Objective:
Below are entries. Pull out all lines containing "name".

Data entries for graphics
## Start

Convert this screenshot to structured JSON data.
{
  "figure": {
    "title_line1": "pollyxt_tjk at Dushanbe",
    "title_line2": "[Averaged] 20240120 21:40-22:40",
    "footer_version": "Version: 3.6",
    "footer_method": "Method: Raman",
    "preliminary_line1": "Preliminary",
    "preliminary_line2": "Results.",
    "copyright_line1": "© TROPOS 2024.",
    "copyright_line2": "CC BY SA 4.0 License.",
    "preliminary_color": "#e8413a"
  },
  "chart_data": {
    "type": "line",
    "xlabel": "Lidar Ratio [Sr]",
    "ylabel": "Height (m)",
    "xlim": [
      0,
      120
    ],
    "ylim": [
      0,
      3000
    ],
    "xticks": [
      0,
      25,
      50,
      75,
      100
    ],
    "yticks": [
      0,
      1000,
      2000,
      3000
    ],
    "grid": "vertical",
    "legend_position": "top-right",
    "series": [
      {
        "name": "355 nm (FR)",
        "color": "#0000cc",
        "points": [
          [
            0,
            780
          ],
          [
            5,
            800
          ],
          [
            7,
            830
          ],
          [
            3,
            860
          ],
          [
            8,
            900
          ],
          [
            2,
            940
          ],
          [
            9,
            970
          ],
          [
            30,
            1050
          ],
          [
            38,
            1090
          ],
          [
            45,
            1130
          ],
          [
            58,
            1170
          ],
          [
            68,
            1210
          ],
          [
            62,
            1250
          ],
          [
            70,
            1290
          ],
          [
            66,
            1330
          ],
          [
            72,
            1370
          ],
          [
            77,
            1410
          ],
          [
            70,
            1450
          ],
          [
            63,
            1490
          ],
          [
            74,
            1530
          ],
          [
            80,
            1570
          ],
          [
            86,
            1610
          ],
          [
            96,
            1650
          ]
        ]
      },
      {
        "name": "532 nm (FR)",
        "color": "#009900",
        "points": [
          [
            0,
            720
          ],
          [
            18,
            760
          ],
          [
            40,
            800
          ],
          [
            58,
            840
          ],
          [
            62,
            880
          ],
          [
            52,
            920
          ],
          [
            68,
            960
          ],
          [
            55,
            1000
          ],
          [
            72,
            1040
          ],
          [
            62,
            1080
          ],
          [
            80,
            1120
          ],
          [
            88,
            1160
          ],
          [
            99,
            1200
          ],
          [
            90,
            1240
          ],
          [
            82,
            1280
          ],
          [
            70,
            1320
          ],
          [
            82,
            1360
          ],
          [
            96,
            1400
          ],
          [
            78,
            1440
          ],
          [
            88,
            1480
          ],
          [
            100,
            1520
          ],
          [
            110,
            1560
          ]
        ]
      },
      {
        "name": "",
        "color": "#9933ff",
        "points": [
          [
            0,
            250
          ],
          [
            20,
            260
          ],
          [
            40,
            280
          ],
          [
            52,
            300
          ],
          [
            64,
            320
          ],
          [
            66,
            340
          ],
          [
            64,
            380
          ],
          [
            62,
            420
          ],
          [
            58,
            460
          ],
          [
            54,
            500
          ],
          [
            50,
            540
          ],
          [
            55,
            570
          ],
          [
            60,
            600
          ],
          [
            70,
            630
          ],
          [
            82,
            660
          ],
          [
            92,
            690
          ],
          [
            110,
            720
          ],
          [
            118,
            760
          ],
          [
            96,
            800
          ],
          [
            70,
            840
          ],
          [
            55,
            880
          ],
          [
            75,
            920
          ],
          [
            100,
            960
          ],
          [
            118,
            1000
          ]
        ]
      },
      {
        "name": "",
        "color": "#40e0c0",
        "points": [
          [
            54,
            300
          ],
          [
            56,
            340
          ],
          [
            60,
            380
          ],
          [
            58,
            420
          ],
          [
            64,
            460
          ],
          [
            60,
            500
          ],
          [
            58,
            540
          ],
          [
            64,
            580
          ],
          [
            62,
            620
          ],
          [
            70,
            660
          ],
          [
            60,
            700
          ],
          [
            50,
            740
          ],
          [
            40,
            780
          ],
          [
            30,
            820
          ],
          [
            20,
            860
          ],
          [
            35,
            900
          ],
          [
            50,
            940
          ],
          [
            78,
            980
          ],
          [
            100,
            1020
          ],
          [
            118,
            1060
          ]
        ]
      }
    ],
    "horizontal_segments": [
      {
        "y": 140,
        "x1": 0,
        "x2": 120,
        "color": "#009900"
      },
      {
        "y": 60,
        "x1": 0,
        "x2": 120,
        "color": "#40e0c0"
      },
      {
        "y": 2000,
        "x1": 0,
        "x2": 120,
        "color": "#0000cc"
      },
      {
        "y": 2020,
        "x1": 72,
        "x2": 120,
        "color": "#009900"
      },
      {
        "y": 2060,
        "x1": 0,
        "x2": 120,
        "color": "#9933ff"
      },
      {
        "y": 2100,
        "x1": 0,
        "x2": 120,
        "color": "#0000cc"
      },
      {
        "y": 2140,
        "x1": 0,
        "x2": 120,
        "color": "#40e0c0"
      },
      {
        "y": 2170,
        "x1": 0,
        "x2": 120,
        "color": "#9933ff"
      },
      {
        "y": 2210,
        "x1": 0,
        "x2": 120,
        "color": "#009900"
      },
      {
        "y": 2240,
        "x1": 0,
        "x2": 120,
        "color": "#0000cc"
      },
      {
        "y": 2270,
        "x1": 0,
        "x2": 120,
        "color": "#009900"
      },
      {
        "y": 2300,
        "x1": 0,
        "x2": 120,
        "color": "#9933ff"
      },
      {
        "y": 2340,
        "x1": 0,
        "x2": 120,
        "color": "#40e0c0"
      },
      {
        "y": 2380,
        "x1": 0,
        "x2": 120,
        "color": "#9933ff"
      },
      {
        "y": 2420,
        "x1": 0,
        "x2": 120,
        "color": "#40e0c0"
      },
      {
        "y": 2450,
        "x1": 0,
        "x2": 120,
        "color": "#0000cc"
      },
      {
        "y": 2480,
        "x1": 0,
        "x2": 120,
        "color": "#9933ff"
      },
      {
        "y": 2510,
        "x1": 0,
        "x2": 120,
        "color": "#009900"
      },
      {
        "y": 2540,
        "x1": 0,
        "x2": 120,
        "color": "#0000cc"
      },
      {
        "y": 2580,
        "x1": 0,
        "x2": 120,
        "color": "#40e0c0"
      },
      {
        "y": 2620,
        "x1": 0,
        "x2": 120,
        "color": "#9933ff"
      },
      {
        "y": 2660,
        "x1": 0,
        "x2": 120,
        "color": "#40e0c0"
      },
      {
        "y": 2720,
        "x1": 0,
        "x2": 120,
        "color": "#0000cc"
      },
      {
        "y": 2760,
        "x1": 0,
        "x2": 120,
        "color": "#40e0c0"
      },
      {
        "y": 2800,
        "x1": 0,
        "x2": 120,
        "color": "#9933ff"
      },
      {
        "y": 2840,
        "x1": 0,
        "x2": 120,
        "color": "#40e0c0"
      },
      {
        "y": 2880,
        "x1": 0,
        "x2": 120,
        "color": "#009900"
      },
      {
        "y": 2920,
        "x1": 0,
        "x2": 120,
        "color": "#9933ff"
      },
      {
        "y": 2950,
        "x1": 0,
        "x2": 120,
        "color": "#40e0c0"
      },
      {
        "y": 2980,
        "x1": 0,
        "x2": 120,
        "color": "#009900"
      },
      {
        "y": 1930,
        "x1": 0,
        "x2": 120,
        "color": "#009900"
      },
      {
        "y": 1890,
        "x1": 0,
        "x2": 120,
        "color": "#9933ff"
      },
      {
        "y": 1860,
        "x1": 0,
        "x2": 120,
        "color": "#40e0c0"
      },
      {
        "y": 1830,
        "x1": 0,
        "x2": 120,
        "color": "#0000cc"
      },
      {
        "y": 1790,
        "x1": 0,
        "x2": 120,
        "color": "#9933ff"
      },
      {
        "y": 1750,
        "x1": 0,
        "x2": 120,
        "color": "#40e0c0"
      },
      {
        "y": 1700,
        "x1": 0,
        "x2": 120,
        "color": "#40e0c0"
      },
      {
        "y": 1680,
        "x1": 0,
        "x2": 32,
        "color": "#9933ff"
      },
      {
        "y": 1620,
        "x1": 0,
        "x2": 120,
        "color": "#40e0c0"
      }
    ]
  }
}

## End

Answer to the problem:
        "name": "355 nm (FR)",
        "name": "532 nm (FR)",
        "name": "",
        "name": "",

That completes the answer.